Element box annotations:
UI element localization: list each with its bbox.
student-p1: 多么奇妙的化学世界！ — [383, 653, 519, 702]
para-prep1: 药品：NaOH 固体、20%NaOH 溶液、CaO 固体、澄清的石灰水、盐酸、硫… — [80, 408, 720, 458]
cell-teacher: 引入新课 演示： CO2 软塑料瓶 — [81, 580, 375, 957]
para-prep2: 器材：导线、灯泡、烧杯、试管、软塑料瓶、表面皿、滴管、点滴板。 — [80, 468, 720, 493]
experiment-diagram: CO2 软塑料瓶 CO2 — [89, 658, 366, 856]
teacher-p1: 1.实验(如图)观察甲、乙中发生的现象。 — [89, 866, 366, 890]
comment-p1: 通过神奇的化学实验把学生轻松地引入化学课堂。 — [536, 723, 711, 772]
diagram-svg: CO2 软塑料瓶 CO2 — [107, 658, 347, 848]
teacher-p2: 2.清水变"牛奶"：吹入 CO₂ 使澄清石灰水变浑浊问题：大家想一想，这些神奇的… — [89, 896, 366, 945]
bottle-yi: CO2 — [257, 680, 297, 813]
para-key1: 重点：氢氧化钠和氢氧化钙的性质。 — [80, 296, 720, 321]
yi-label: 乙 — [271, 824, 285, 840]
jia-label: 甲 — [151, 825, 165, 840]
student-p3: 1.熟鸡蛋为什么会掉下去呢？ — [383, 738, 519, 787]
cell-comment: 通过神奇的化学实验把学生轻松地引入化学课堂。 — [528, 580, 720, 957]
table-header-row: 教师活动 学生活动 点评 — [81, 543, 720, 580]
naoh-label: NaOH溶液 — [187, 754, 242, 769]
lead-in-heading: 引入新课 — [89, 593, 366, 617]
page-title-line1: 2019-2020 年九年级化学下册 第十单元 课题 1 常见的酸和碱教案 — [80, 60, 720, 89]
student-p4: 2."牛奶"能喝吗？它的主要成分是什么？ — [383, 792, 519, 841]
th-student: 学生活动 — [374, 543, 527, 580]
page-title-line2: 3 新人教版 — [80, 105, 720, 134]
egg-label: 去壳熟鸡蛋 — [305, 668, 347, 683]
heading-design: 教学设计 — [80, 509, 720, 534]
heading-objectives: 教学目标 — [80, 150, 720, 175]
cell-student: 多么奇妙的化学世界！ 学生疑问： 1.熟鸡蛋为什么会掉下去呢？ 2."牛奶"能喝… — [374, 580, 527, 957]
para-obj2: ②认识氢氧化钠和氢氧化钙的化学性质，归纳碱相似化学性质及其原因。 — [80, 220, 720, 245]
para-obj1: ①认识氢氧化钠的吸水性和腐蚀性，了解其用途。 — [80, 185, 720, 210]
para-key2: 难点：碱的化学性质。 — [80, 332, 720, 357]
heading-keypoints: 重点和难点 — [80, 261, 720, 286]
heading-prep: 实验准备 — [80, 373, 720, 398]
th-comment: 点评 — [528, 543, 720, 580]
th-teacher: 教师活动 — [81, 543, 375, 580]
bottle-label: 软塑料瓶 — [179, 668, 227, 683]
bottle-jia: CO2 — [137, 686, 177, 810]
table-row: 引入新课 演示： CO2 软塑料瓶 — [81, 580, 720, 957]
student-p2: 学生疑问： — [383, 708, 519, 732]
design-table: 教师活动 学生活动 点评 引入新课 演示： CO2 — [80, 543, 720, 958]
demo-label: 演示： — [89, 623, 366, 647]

● **TASK REQUIREMENTS**:
Copy every line of these items word for word.

● **CORRECT RESULT**:
UI element localization: list each with its bbox.
student-p1: 多么奇妙的化学世界！ — [383, 653, 519, 702]
para-prep1: 药品：NaOH 固体、20%NaOH 溶液、CaO 固体、澄清的石灰水、盐酸、硫… — [80, 408, 720, 458]
cell-teacher: 引入新课 演示： CO2 软塑料瓶 — [81, 580, 375, 957]
para-prep2: 器材：导线、灯泡、烧杯、试管、软塑料瓶、表面皿、滴管、点滴板。 — [80, 468, 720, 493]
experiment-diagram: CO2 软塑料瓶 CO2 — [89, 658, 366, 856]
teacher-p1: 1.实验(如图)观察甲、乙中发生的现象。 — [89, 866, 366, 890]
comment-p1: 通过神奇的化学实验把学生轻松地引入化学课堂。 — [536, 723, 711, 772]
diagram-svg: CO2 软塑料瓶 CO2 — [107, 658, 347, 848]
teacher-p2: 2.清水变"牛奶"：吹入 CO₂ 使澄清石灰水变浑浊问题：大家想一想，这些神奇的… — [89, 896, 366, 945]
bottle-yi: CO2 — [257, 680, 297, 813]
para-key1: 重点：氢氧化钠和氢氧化钙的性质。 — [80, 296, 720, 321]
yi-label: 乙 — [271, 824, 285, 840]
jia-label: 甲 — [151, 825, 165, 840]
student-p3: 1.熟鸡蛋为什么会掉下去呢？ — [383, 738, 519, 787]
cell-comment: 通过神奇的化学实验把学生轻松地引入化学课堂。 — [528, 580, 720, 957]
table-header-row: 教师活动 学生活动 点评 — [81, 543, 720, 580]
naoh-label: NaOH溶液 — [187, 754, 242, 769]
lead-in-heading: 引入新课 — [89, 593, 366, 617]
page-title-line1: 2019-2020 年九年级化学下册 第十单元 课题 1 常见的酸和碱教案 — [80, 60, 720, 89]
student-p4: 2."牛奶"能喝吗？它的主要成分是什么？ — [383, 792, 519, 841]
th-student: 学生活动 — [374, 543, 527, 580]
page-title-line2: 3 新人教版 — [80, 105, 720, 134]
egg-label: 去壳熟鸡蛋 — [305, 668, 347, 683]
heading-design: 教学设计 — [80, 509, 720, 534]
heading-objectives: 教学目标 — [80, 150, 720, 175]
cell-student: 多么奇妙的化学世界！ 学生疑问： 1.熟鸡蛋为什么会掉下去呢？ 2."牛奶"能喝… — [374, 580, 527, 957]
para-obj2: ②认识氢氧化钠和氢氧化钙的化学性质，归纳碱相似化学性质及其原因。 — [80, 220, 720, 245]
para-obj1: ①认识氢氧化钠的吸水性和腐蚀性，了解其用途。 — [80, 185, 720, 210]
para-key2: 难点：碱的化学性质。 — [80, 332, 720, 357]
heading-keypoints: 重点和难点 — [80, 261, 720, 286]
heading-prep: 实验准备 — [80, 373, 720, 398]
th-comment: 点评 — [528, 543, 720, 580]
th-teacher: 教师活动 — [81, 543, 375, 580]
bottle-label: 软塑料瓶 — [179, 668, 227, 683]
bottle-jia: CO2 — [137, 686, 177, 810]
table-row: 引入新课 演示： CO2 软塑料瓶 — [81, 580, 720, 957]
student-p2: 学生疑问： — [383, 708, 519, 732]
design-table: 教师活动 学生活动 点评 引入新课 演示： CO2 — [80, 543, 720, 958]
demo-label: 演示： — [89, 623, 366, 647]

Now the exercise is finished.